**** Page text ****

We have now seen significant responses from both the Federal Reserve and the Federal Government to the threat that the Coronavirus pandemic represents to the economy. The monetary policy came first with a .5% cut to the Fed Funds rate, followed quickly by an additional 1% cut on Sunday evening to bring us to 0% interest rates again. Monetary policy tools were implemented to provide liquidity in the financial markets and ensure that the financial system continues to work as expected. The Federal Government has revealed the extent of fiscal stimulus we can expect, and the numbers are significant. In addition, a 90-day extension to file and pay federal tax returns and liabilities has been announced. 

The seriousness with which much of the public is taking this incredible set of circumstances has escalated since last weekend. Along with school closures we are now seeing temporary store closures (Macy’s and Dick’s Sporting Goods), bars and restaurants closed to in-store patrons, California state parks shutdown, Costco implementing strong social distancing measures, and the list goes on.

The end goal of social distancing policies and financial policies are the same: flatten the curve. For social distancing and shutdowns, it is to flatten the growth curve of the virus. For fiscal and monetary policy, it is to flatten the curve of the steep economic slowdown.

“I’LL RESIST THE IMPULSE TO GUESS” – the financial markets

“I’ll resist the impulse to guess,” was the response by Fed Chairman Jerome Powell when asked in the most recent Federal Reserve Press Conference, performed via teleconference, as to the length of time we are looking at to work this shock out of the system. This was preceded by a comment that “it’s in fact unknowable”.

The good news from his press conference came from his description of the financial system. “We’ve built a very resilient financial system. The banks are highly capitalized, lots of liquidity, much better at understanding and managing their risks, their resilience to stress. So, our financial stability focus, our focus on events like this over the last 10 years will pay dividends in the sense that you have a much more resilient financial system than you’ve had before”.

A key concern for us has been the response of the bond markets to what is happening. The last time we faced a large crisis, bonds moved in tandem with stocks until the differences between good and bad debt were figured out. It can be hard to remember, but we would walk into the office each day wondering what major company or institution would be declaring bankruptcy next. A key component of managing risk inside of our portfolios is to offset stocks with bonds and cash, so any dislocation in this area is problematic.

In order to provide a higher level of security in our bond portfolios, we have shifted our bond allocations to 50% short-term U.S. treasuries. This is a proactive move in case the downturn lasts longer than anticipated and the current health of the financial system changes. This is also in anticipation of a low-interest rate environment presenting challenges to long-duration bond funds once rates begin rising again.

THE BOTTOM ALWAYS FEELS THE WORST

A little over a decade ago the markets bottomed out on March 2, 2009. They then proceeded to move upwards quickly, nearly doubling over the course of a year. During this time we still faced challenging news, including Swine Flu (H1N1) which infected nearly 60 million Americans, the potential bankruptcy of multiple countries (Greece, Italy, Spain), and a municipal bond crisis in the U.S. which some were calling a return of the financial crisis. The broader economy continued to improve despite all this, leading to the historic run-up of the last decade.

**** Data ****

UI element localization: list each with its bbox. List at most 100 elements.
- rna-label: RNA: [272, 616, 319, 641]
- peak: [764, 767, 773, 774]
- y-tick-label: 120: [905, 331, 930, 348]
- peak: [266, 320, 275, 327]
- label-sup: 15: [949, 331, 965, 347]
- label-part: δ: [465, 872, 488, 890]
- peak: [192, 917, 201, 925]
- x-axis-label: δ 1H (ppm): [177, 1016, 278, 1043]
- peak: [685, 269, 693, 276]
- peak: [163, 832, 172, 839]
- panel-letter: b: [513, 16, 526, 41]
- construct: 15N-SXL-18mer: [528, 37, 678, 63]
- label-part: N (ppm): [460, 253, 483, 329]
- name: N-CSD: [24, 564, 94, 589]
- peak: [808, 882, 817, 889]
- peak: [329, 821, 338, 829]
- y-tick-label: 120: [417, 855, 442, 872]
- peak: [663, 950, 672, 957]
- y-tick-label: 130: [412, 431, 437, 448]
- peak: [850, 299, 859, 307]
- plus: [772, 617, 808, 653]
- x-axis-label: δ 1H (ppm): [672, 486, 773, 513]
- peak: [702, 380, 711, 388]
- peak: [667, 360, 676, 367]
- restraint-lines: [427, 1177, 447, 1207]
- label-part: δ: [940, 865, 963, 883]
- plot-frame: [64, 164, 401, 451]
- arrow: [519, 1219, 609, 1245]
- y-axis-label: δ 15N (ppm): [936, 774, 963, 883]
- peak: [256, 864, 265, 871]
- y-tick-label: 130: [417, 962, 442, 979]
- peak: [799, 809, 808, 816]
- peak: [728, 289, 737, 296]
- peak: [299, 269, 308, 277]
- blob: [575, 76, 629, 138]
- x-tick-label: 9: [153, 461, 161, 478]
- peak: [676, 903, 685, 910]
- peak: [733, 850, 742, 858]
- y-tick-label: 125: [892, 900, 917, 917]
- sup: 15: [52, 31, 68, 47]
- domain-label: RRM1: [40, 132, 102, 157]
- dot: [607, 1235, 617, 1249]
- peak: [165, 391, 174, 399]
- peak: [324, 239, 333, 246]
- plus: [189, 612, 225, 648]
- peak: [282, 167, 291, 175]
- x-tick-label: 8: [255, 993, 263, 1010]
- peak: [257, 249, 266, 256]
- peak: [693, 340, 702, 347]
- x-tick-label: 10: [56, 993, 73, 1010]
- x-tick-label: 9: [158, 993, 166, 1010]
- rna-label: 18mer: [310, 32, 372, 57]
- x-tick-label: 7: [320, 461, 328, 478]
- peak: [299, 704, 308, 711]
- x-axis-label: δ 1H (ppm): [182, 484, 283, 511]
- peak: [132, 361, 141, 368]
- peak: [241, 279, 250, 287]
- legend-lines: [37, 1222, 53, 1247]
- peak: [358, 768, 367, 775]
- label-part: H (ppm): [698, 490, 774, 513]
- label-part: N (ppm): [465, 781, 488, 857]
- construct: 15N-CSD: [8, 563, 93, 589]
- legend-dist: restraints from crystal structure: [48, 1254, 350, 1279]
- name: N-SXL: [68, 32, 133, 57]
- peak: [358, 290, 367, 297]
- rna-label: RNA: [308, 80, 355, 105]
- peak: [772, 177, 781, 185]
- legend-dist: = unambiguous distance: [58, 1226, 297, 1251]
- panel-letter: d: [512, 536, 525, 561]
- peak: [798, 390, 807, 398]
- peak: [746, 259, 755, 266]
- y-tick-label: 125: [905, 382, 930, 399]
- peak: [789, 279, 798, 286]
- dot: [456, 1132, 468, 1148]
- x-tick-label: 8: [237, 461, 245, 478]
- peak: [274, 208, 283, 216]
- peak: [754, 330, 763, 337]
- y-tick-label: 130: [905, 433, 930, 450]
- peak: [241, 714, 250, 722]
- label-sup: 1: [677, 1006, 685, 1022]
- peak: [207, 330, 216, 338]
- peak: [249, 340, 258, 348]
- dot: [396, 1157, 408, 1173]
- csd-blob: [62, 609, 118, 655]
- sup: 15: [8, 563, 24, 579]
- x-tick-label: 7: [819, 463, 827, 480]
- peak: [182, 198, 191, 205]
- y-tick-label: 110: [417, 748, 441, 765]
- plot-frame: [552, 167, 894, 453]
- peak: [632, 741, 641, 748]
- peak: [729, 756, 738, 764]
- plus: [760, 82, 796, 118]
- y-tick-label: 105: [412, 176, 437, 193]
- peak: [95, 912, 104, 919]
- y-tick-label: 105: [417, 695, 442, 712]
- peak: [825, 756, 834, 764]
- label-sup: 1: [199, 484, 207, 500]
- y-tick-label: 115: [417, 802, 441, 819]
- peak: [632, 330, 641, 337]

****

▶ [Task list]:
A. Reproduce the market commentary above word for word, everything from "A little over" down to "the last decade.".
B. According to the market commentary above, on what date did the markets bottom out a little over a decade ago?

▶ [Responses in order]:
A.
A little over a decade ago the markets bottomed out on March 2, 2009. They then proceeded to move upwards quickly, nearly doubling over the course of a year. During this time we still faced challenging news, including Swine Flu (H1N1) which infected nearly 60 million Americans, the potential bankruptcy of multiple countries (Greece, Italy, Spain), and a municipal bond crisis in the U.S. which some were calling a return of the financial crisis. The broader economy continued to improve despite all this, leading to the historic run-up of the last decade.

B. March 2, 2009